── Extracted data

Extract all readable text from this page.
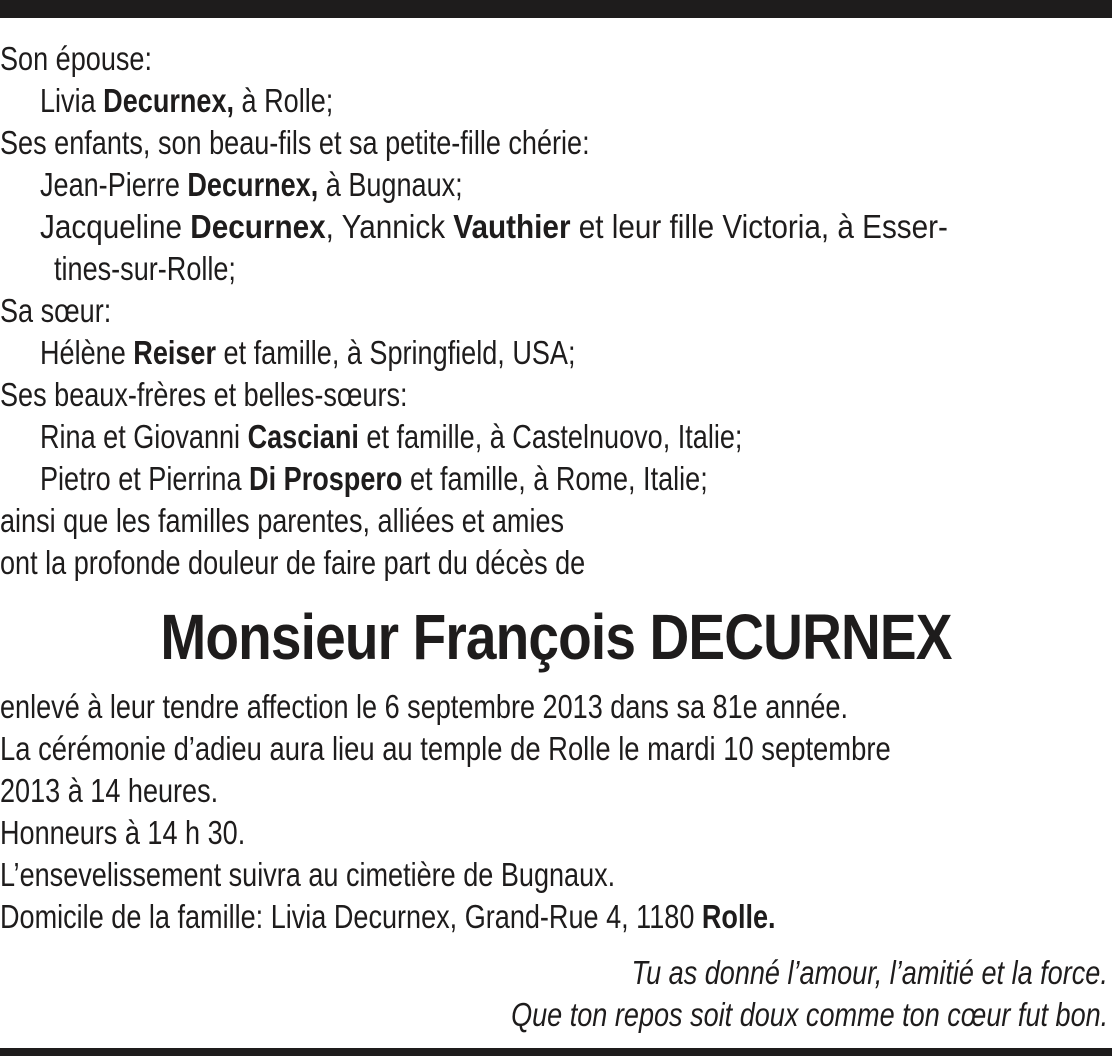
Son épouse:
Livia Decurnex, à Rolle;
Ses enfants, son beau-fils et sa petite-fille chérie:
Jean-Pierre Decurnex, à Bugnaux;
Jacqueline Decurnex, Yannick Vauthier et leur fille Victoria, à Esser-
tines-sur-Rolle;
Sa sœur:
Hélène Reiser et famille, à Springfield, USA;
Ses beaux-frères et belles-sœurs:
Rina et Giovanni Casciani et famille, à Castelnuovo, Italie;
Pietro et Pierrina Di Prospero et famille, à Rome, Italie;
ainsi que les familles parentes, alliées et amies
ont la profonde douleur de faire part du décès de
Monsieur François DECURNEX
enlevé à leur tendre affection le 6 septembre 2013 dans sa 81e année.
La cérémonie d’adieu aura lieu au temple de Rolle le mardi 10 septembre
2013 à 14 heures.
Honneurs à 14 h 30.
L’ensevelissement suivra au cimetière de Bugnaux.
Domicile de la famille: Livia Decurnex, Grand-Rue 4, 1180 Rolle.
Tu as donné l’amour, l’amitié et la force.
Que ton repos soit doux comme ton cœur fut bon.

────

Set the pictures aside and transcribe the data above exactly.

Extract all readable text from this page.
Son épouse:
Livia Decurnex, à Rolle;
Ses enfants, son beau-fils et sa petite-fille chérie:
Jean-Pierre Decurnex, à Bugnaux;
Jacqueline Decurnex, Yannick Vauthier et leur fille Victoria, à Esser-
tines-sur-Rolle;
Sa sœur:
Hélène Reiser et famille, à Springfield, USA;
Ses beaux-frères et belles-sœurs:
Rina et Giovanni Casciani et famille, à Castelnuovo, Italie;
Pietro et Pierrina Di Prospero et famille, à Rome, Italie;
ainsi que les familles parentes, alliées et amies
ont la profonde douleur de faire part du décès de
Monsieur François DECURNEX
enlevé à leur tendre affection le 6 septembre 2013 dans sa 81e année.
La cérémonie d’adieu aura lieu au temple de Rolle le mardi 10 septembre
2013 à 14 heures.
Honneurs à 14 h 30.
L’ensevelissement suivra au cimetière de Bugnaux.
Domicile de la famille: Livia Decurnex, Grand-Rue 4, 1180 Rolle.
Tu as donné l’amour, l’amitié et la force.
Que ton repos soit doux comme ton cœur fut bon.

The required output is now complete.